Your task is to repeat the entries exactly. Leave the pictures out.

[Dataset records]
+ + + +

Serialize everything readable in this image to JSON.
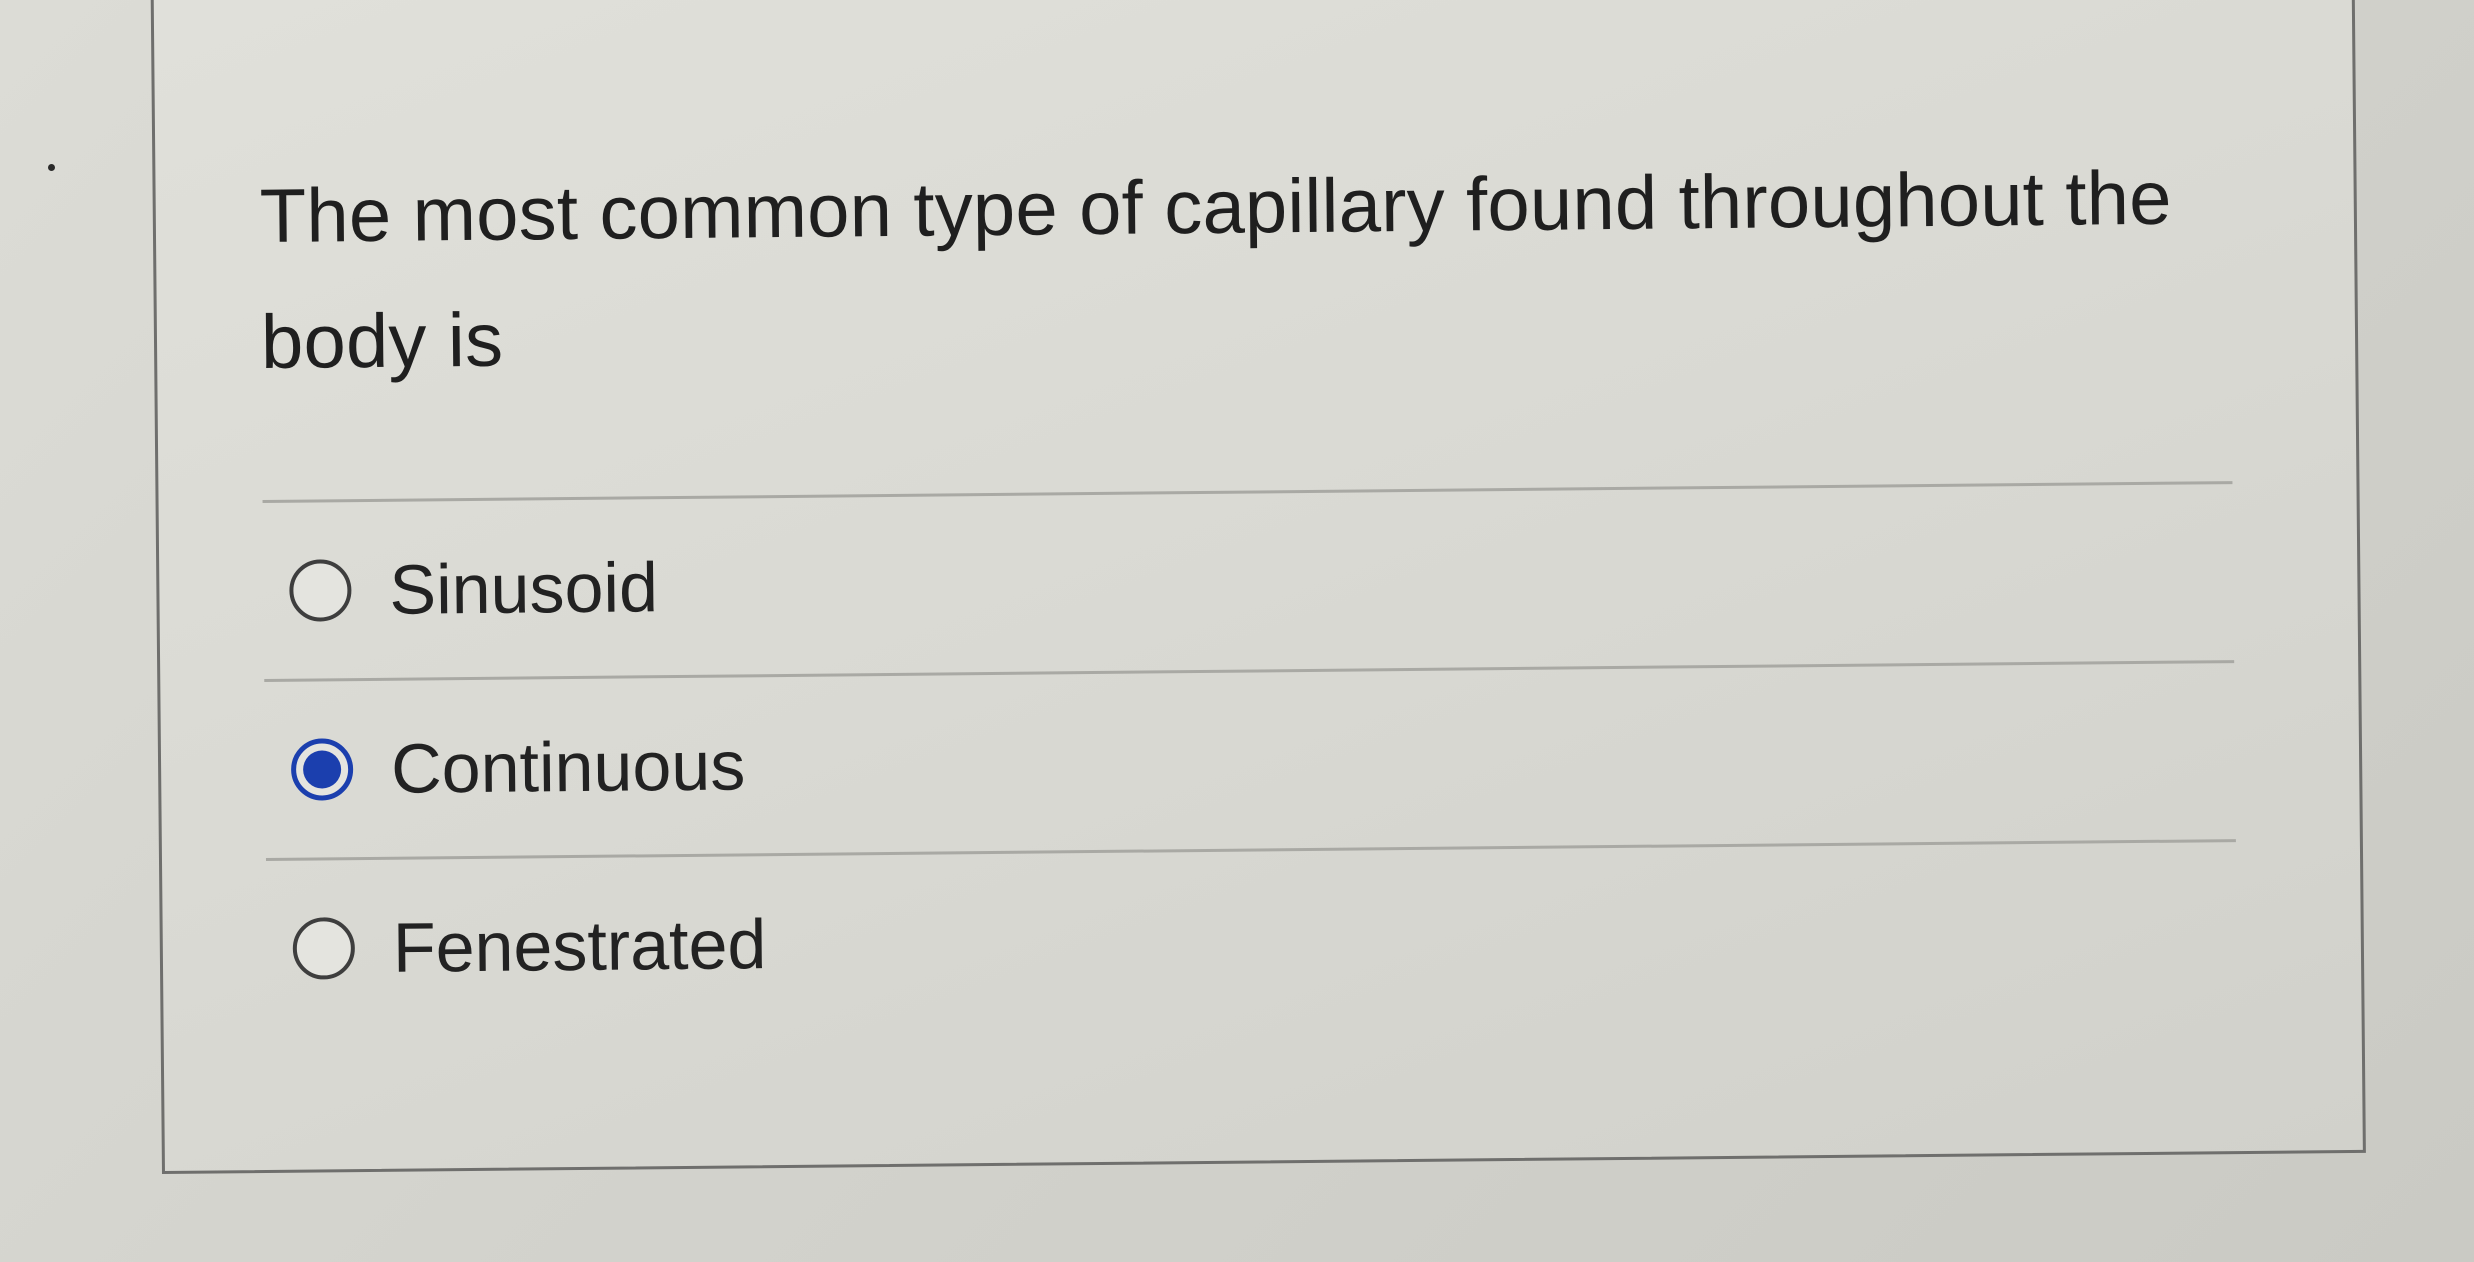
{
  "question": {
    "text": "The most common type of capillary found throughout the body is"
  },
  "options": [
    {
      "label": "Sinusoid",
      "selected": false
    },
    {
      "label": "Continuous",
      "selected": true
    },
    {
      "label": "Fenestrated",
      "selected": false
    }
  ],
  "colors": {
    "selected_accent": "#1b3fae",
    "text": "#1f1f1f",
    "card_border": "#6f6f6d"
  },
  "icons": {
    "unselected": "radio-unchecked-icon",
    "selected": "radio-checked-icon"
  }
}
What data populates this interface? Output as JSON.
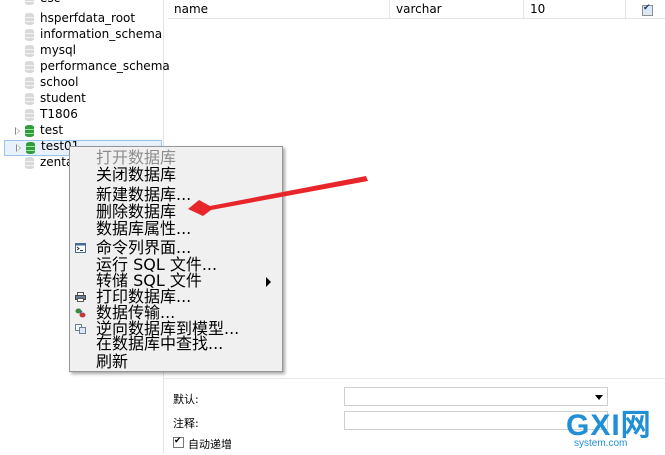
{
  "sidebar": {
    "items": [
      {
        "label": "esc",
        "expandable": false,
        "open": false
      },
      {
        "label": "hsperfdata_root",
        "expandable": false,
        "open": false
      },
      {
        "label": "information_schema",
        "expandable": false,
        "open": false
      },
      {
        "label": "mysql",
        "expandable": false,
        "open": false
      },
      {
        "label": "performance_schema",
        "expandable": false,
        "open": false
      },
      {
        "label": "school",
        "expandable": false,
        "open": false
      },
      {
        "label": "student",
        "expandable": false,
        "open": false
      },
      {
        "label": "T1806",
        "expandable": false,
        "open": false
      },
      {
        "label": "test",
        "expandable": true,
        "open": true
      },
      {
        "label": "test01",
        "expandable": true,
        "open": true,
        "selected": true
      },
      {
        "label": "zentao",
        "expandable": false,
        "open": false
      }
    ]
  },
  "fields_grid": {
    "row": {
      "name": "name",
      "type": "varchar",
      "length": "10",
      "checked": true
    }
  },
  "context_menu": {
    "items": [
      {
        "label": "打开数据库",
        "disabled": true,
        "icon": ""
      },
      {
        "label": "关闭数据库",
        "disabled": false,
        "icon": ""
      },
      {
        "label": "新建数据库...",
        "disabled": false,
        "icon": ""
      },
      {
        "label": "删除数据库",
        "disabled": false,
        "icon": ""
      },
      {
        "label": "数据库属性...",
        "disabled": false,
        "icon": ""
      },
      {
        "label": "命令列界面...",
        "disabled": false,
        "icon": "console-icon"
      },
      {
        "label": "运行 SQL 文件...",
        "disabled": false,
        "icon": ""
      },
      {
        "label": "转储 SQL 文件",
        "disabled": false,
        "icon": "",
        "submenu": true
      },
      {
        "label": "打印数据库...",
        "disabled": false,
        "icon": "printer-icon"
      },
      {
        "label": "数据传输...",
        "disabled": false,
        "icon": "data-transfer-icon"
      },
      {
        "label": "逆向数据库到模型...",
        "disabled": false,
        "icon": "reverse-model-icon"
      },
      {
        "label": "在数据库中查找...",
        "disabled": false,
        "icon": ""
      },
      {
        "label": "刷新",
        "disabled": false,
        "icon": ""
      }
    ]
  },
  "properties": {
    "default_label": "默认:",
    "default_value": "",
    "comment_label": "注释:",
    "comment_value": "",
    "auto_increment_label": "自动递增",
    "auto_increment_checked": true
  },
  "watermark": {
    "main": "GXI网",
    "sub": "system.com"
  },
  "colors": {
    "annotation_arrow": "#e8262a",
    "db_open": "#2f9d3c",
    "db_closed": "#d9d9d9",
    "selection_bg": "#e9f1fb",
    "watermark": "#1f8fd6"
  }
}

+ + + +

• **Completed task**:
Serialize everything readable in this image to JSON.
{
  "question": {
    "text": "The most common type of capillary found throughout the body is"
  },
  "options": [
    {
      "label": "Sinusoid",
      "selected": false
    },
    {
      "label": "Continuous",
      "selected": true
    },
    {
      "label": "Fenestrated",
      "selected": false
    }
  ],
  "colors": {
    "selected_accent": "#1b3fae",
    "text": "#1f1f1f",
    "card_border": "#6f6f6d"
  },
  "icons": {
    "unselected": "radio-unchecked-icon",
    "selected": "radio-checked-icon"
  }
}
What data populates this interface? Output as JSON.
{
  "sidebar": {
    "items": [
      {
        "label": "esc",
        "expandable": false,
        "open": false
      },
      {
        "label": "hsperfdata_root",
        "expandable": false,
        "open": false
      },
      {
        "label": "information_schema",
        "expandable": false,
        "open": false
      },
      {
        "label": "mysql",
        "expandable": false,
        "open": false
      },
      {
        "label": "performance_schema",
        "expandable": false,
        "open": false
      },
      {
        "label": "school",
        "expandable": false,
        "open": false
      },
      {
        "label": "student",
        "expandable": false,
        "open": false
      },
      {
        "label": "T1806",
        "expandable": false,
        "open": false
      },
      {
        "label": "test",
        "expandable": true,
        "open": true
      },
      {
        "label": "test01",
        "expandable": true,
        "open": true,
        "selected": true
      },
      {
        "label": "zentao",
        "expandable": false,
        "open": false
      }
    ]
  },
  "fields_grid": {
    "row": {
      "name": "name",
      "type": "varchar",
      "length": "10",
      "checked": true
    }
  },
  "context_menu": {
    "items": [
      {
        "label": "打开数据库",
        "disabled": true,
        "icon": ""
      },
      {
        "label": "关闭数据库",
        "disabled": false,
        "icon": ""
      },
      {
        "label": "新建数据库...",
        "disabled": false,
        "icon": ""
      },
      {
        "label": "删除数据库",
        "disabled": false,
        "icon": ""
      },
      {
        "label": "数据库属性...",
        "disabled": false,
        "icon": ""
      },
      {
        "label": "命令列界面...",
        "disabled": false,
        "icon": "console-icon"
      },
      {
        "label": "运行 SQL 文件...",
        "disabled": false,
        "icon": ""
      },
      {
        "label": "转储 SQL 文件",
        "disabled": false,
        "icon": "",
        "submenu": true
      },
      {
        "label": "打印数据库...",
        "disabled": false,
        "icon": "printer-icon"
      },
      {
        "label": "数据传输...",
        "disabled": false,
        "icon": "data-transfer-icon"
      },
      {
        "label": "逆向数据库到模型...",
        "disabled": false,
        "icon": "reverse-model-icon"
      },
      {
        "label": "在数据库中查找...",
        "disabled": false,
        "icon": ""
      },
      {
        "label": "刷新",
        "disabled": false,
        "icon": ""
      }
    ]
  },
  "properties": {
    "default_label": "默认:",
    "default_value": "",
    "comment_label": "注释:",
    "comment_value": "",
    "auto_increment_label": "自动递增",
    "auto_increment_checked": true
  },
  "watermark": {
    "main": "GXI网",
    "sub": "system.com"
  },
  "colors": {
    "annotation_arrow": "#e8262a",
    "db_open": "#2f9d3c",
    "db_closed": "#d9d9d9",
    "selection_bg": "#e9f1fb",
    "watermark": "#1f8fd6"
  }
}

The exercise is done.